Repeat every line of the data exactly, but not the pictures.

--- begin SOURCE RECORDS ---

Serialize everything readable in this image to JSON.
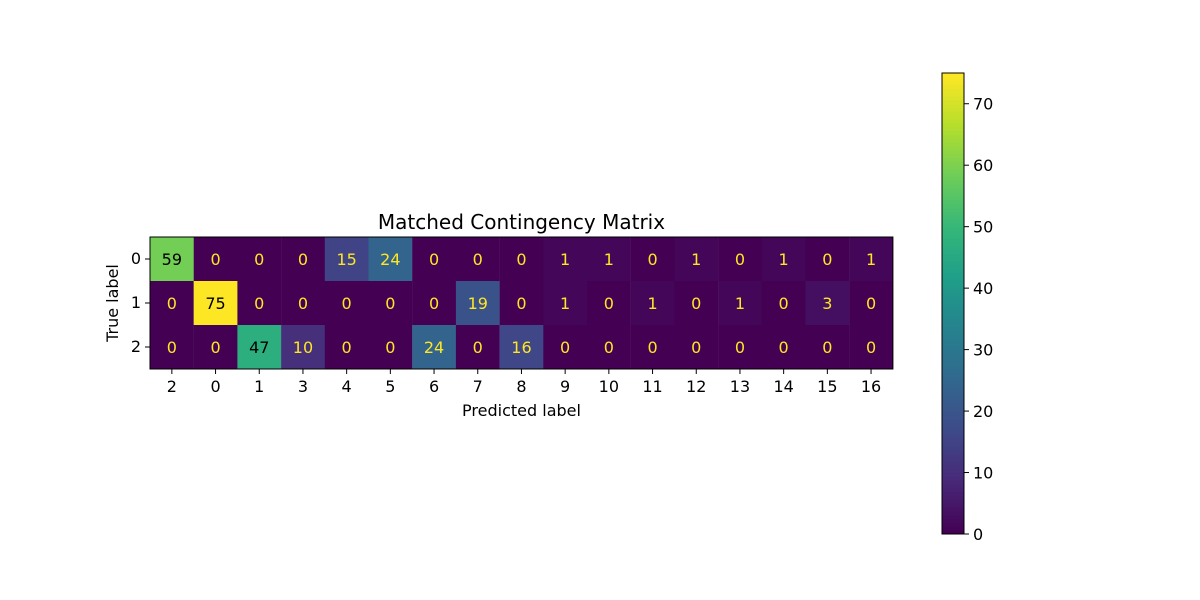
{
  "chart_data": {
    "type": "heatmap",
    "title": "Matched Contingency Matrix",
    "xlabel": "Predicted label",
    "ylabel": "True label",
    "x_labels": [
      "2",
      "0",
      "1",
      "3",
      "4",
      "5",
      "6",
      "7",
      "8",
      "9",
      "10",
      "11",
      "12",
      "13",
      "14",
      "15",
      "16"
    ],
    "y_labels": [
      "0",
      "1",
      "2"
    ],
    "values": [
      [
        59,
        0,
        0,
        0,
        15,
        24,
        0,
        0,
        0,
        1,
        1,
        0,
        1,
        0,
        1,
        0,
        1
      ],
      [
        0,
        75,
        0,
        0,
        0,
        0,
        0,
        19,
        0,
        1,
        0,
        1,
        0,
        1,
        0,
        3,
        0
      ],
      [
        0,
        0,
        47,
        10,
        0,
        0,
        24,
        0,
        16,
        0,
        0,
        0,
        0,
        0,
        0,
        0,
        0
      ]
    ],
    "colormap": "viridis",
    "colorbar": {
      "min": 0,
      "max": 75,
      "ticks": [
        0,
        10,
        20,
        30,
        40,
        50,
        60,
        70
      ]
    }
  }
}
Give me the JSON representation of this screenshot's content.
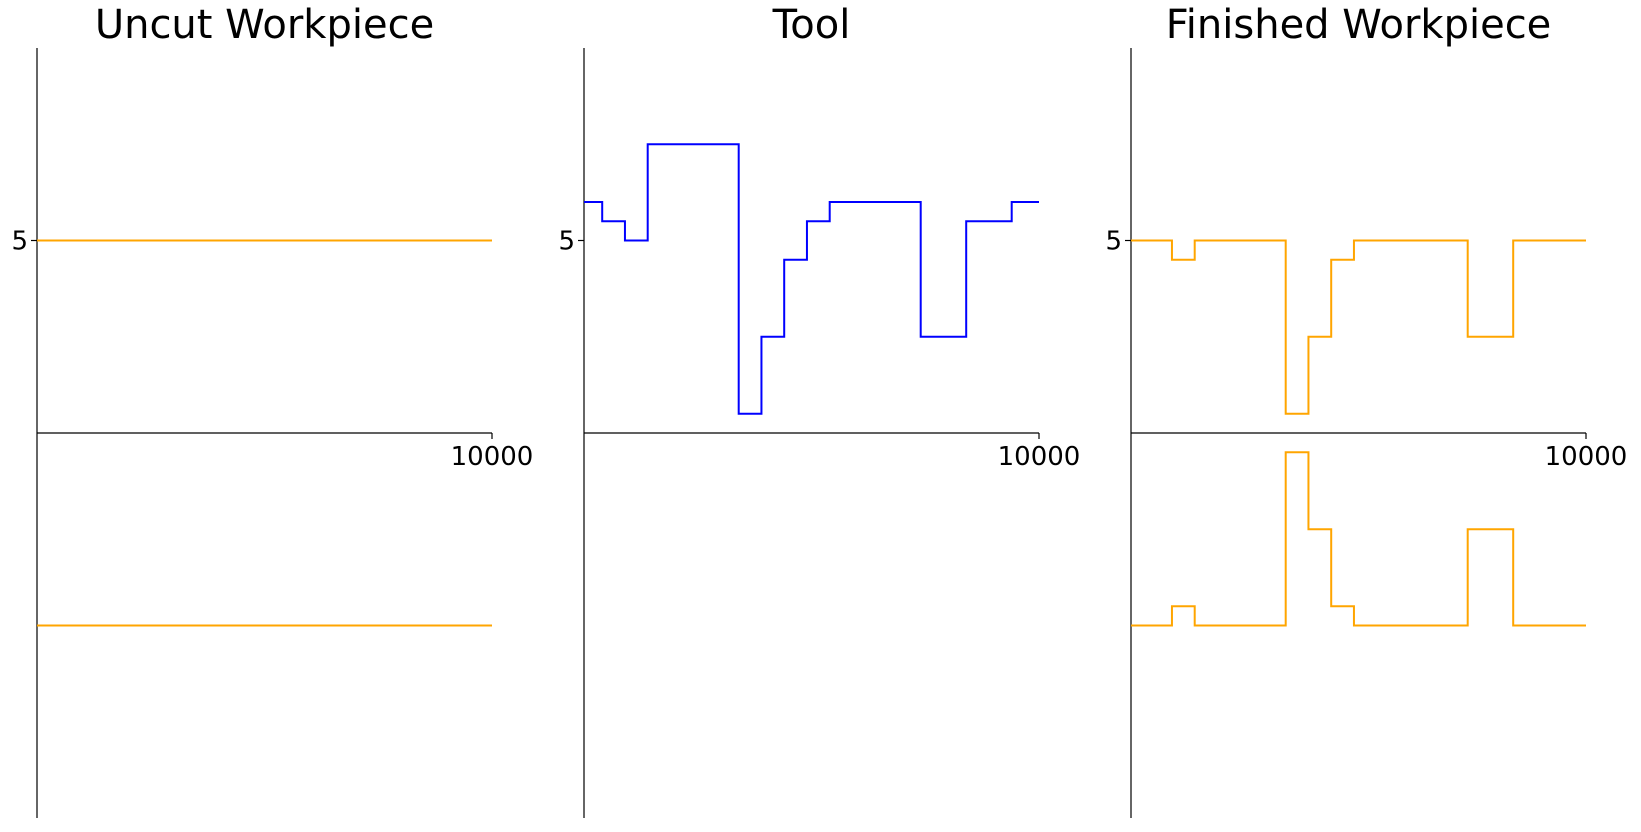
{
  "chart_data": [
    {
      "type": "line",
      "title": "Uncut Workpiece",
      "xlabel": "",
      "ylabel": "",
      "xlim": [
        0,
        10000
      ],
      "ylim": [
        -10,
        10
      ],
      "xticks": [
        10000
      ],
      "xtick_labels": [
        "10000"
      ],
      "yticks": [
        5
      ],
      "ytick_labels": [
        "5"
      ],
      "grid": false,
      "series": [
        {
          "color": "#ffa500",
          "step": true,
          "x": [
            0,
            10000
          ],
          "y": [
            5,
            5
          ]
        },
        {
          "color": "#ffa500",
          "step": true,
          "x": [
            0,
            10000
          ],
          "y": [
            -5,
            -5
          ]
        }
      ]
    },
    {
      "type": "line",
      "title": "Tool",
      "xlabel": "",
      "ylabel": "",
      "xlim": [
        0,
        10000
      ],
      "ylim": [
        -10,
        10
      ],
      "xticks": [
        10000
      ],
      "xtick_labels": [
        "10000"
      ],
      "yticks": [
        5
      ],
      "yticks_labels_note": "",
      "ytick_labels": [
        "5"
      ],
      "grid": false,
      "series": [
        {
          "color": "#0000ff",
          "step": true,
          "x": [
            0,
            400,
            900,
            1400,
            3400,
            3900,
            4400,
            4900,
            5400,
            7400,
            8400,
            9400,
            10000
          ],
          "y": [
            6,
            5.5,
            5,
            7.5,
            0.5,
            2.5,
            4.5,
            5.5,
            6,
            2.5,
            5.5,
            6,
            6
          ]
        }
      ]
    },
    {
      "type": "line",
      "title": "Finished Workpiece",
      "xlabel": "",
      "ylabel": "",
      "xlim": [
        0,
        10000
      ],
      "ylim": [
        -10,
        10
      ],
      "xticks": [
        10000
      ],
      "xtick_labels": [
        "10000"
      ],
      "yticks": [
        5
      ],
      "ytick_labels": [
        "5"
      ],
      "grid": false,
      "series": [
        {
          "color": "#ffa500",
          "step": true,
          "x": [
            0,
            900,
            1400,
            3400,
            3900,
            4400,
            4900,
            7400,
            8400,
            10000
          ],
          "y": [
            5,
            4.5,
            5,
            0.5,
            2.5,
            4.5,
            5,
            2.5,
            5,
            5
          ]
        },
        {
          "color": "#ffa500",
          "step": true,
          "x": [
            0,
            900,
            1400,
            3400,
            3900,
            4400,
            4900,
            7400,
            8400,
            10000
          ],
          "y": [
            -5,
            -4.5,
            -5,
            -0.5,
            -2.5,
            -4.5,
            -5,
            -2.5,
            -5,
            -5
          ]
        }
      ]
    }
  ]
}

--- end SOURCE RECORDS ---

→ THE SOLUTION
Serialize everything readable in this image to JSON.
{
  "chart_data": {
    "type": "heatmap",
    "title": "Matched Contingency Matrix",
    "xlabel": "Predicted label",
    "ylabel": "True label",
    "x_labels": [
      "2",
      "0",
      "1",
      "3",
      "4",
      "5",
      "6",
      "7",
      "8",
      "9",
      "10",
      "11",
      "12",
      "13",
      "14",
      "15",
      "16"
    ],
    "y_labels": [
      "0",
      "1",
      "2"
    ],
    "values": [
      [
        59,
        0,
        0,
        0,
        15,
        24,
        0,
        0,
        0,
        1,
        1,
        0,
        1,
        0,
        1,
        0,
        1
      ],
      [
        0,
        75,
        0,
        0,
        0,
        0,
        0,
        19,
        0,
        1,
        0,
        1,
        0,
        1,
        0,
        3,
        0
      ],
      [
        0,
        0,
        47,
        10,
        0,
        0,
        24,
        0,
        16,
        0,
        0,
        0,
        0,
        0,
        0,
        0,
        0
      ]
    ],
    "colormap": "viridis",
    "colorbar": {
      "min": 0,
      "max": 75,
      "ticks": [
        0,
        10,
        20,
        30,
        40,
        50,
        60,
        70
      ]
    }
  }
}
Give me the JSON representation of this screenshot's content.
{
  "chart_data": [
    {
      "type": "line",
      "title": "Uncut Workpiece",
      "xlabel": "",
      "ylabel": "",
      "xlim": [
        0,
        10000
      ],
      "ylim": [
        -10,
        10
      ],
      "xticks": [
        10000
      ],
      "xtick_labels": [
        "10000"
      ],
      "yticks": [
        5
      ],
      "ytick_labels": [
        "5"
      ],
      "grid": false,
      "series": [
        {
          "color": "#ffa500",
          "step": true,
          "x": [
            0,
            10000
          ],
          "y": [
            5,
            5
          ]
        },
        {
          "color": "#ffa500",
          "step": true,
          "x": [
            0,
            10000
          ],
          "y": [
            -5,
            -5
          ]
        }
      ]
    },
    {
      "type": "line",
      "title": "Tool",
      "xlabel": "",
      "ylabel": "",
      "xlim": [
        0,
        10000
      ],
      "ylim": [
        -10,
        10
      ],
      "xticks": [
        10000
      ],
      "xtick_labels": [
        "10000"
      ],
      "yticks": [
        5
      ],
      "yticks_labels_note": "",
      "ytick_labels": [
        "5"
      ],
      "grid": false,
      "series": [
        {
          "color": "#0000ff",
          "step": true,
          "x": [
            0,
            400,
            900,
            1400,
            3400,
            3900,
            4400,
            4900,
            5400,
            7400,
            8400,
            9400,
            10000
          ],
          "y": [
            6,
            5.5,
            5,
            7.5,
            0.5,
            2.5,
            4.5,
            5.5,
            6,
            2.5,
            5.5,
            6,
            6
          ]
        }
      ]
    },
    {
      "type": "line",
      "title": "Finished Workpiece",
      "xlabel": "",
      "ylabel": "",
      "xlim": [
        0,
        10000
      ],
      "ylim": [
        -10,
        10
      ],
      "xticks": [
        10000
      ],
      "xtick_labels": [
        "10000"
      ],
      "yticks": [
        5
      ],
      "ytick_labels": [
        "5"
      ],
      "grid": false,
      "series": [
        {
          "color": "#ffa500",
          "step": true,
          "x": [
            0,
            900,
            1400,
            3400,
            3900,
            4400,
            4900,
            7400,
            8400,
            10000
          ],
          "y": [
            5,
            4.5,
            5,
            0.5,
            2.5,
            4.5,
            5,
            2.5,
            5,
            5
          ]
        },
        {
          "color": "#ffa500",
          "step": true,
          "x": [
            0,
            900,
            1400,
            3400,
            3900,
            4400,
            4900,
            7400,
            8400,
            10000
          ],
          "y": [
            -5,
            -4.5,
            -5,
            -0.5,
            -2.5,
            -4.5,
            -5,
            -2.5,
            -5,
            -5
          ]
        }
      ]
    }
  ]
}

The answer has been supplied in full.